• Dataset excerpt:

>> BEGIN

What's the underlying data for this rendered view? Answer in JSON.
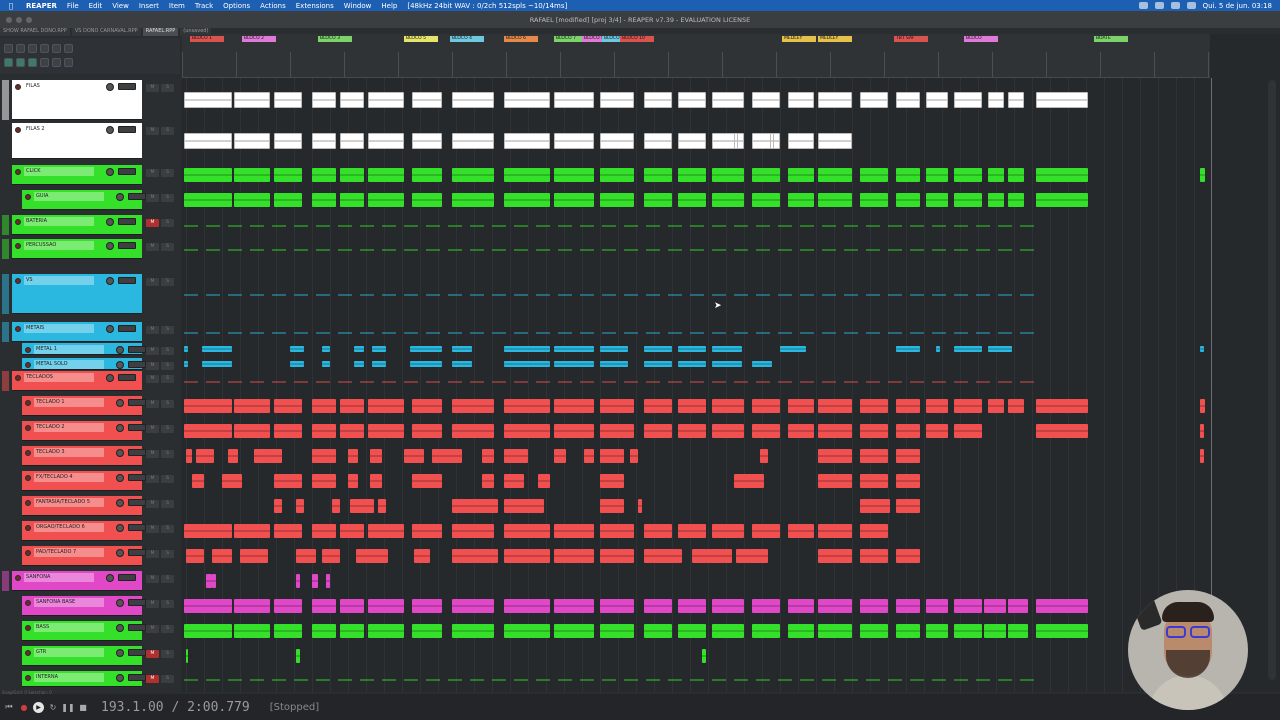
{
  "menubar": {
    "items": [
      "REAPER",
      "File",
      "Edit",
      "View",
      "Insert",
      "Item",
      "Track",
      "Options",
      "Actions",
      "Extensions",
      "Window",
      "Help"
    ],
    "audio_info": "[48kHz 24bit WAV : 0/2ch 512spls ~10/14ms]",
    "clock": "Qui. 5 de jun. 03:18"
  },
  "title": "RAFAEL [modified] [proj 3/4] - REAPER v7.39 - EVALUATION LICENSE",
  "tabs": [
    "SHOW RAFAEL DONO.RPP",
    "VS DONO CARNAVAL.RPP",
    "RAFAEL.RPP",
    "(unsaved)"
  ],
  "regions": [
    {
      "label": "BLOCO 1",
      "color": "#d9534f"
    },
    {
      "label": "BLOCO 2",
      "color": "#e07ad8"
    },
    {
      "label": "BLOCO 3",
      "color": "#7bd36a"
    },
    {
      "label": "BLOCO 4",
      "color": "#6ec8e0"
    },
    {
      "label": "BLOCO 5",
      "color": "#e5e56b"
    },
    {
      "label": "BLOCO 6",
      "color": "#e58a4a"
    },
    {
      "label": "BLOCO 7",
      "color": "#7bd36a"
    },
    {
      "label": "BLOCO 8",
      "color": "#e07ad8"
    },
    {
      "label": "BLOCO 9",
      "color": "#6ec8e0"
    },
    {
      "label": "BLOCO 10",
      "color": "#d9534f"
    },
    {
      "label": "MEDLEY",
      "color": "#e5c04b"
    },
    {
      "label": "MEDLEY",
      "color": "#e5c04b"
    },
    {
      "label": "TBT SAF",
      "color": "#d9534f"
    },
    {
      "label": "BLOCO",
      "color": "#e07ad8"
    },
    {
      "label": "BOATE",
      "color": "#7bd36a"
    }
  ],
  "tracks": [
    {
      "name": "FILAS",
      "color": "#ffffff",
      "type": "folder"
    },
    {
      "name": "FILAS 2",
      "color": "#ffffff",
      "type": "track"
    },
    {
      "name": "CLICK",
      "color": "#35e02a",
      "type": "track"
    },
    {
      "name": "GUIA",
      "color": "#35e02a",
      "type": "track"
    },
    {
      "name": "BATERIA",
      "color": "#35e02a",
      "type": "folder"
    },
    {
      "name": "PERCUSSAO",
      "color": "#35e02a",
      "type": "folder"
    },
    {
      "name": "VS",
      "color": "#2ab8e0",
      "type": "folder"
    },
    {
      "name": "METAIS",
      "color": "#2ab8e0",
      "type": "folder"
    },
    {
      "name": "METAL 1",
      "color": "#2ab8e0",
      "type": "track"
    },
    {
      "name": "METAL SOLO",
      "color": "#2ab8e0",
      "type": "track"
    },
    {
      "name": "TECLADOS",
      "color": "#f05050",
      "type": "folder"
    },
    {
      "name": "TECLADO 1",
      "color": "#f05050",
      "type": "track"
    },
    {
      "name": "TECLADO 2",
      "color": "#f05050",
      "type": "track"
    },
    {
      "name": "TECLADO 3",
      "color": "#f05050",
      "type": "track"
    },
    {
      "name": "FX/TECLADO 4",
      "color": "#f05050",
      "type": "track"
    },
    {
      "name": "FANTASIA/TECLADO 5",
      "color": "#f05050",
      "type": "track"
    },
    {
      "name": "ORGAO/TECLADO 6",
      "color": "#f05050",
      "type": "track"
    },
    {
      "name": "PAD/TECLADO 7",
      "color": "#f05050",
      "type": "track"
    },
    {
      "name": "SANFONA",
      "color": "#e048c8",
      "type": "folder"
    },
    {
      "name": "SANFONA BASE",
      "color": "#e048c8",
      "type": "track"
    },
    {
      "name": "BASS",
      "color": "#35e02a",
      "type": "track"
    },
    {
      "name": "GTR",
      "color": "#35e02a",
      "type": "track"
    },
    {
      "name": "INTERNA",
      "color": "#35e02a",
      "type": "track"
    }
  ],
  "transport": {
    "position": "193.1.00 / 2:00.779",
    "state": "[Stopped]"
  },
  "status": "Snap/Grid: 0  Selection: 0"
}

>> END

• Stated goal: Show all lines from the listing above in which "DONO" appears.

• Task solution:
    "SHOW RAFAEL DONO.RPP",
    "VS DONO CARNAVAL.RPP",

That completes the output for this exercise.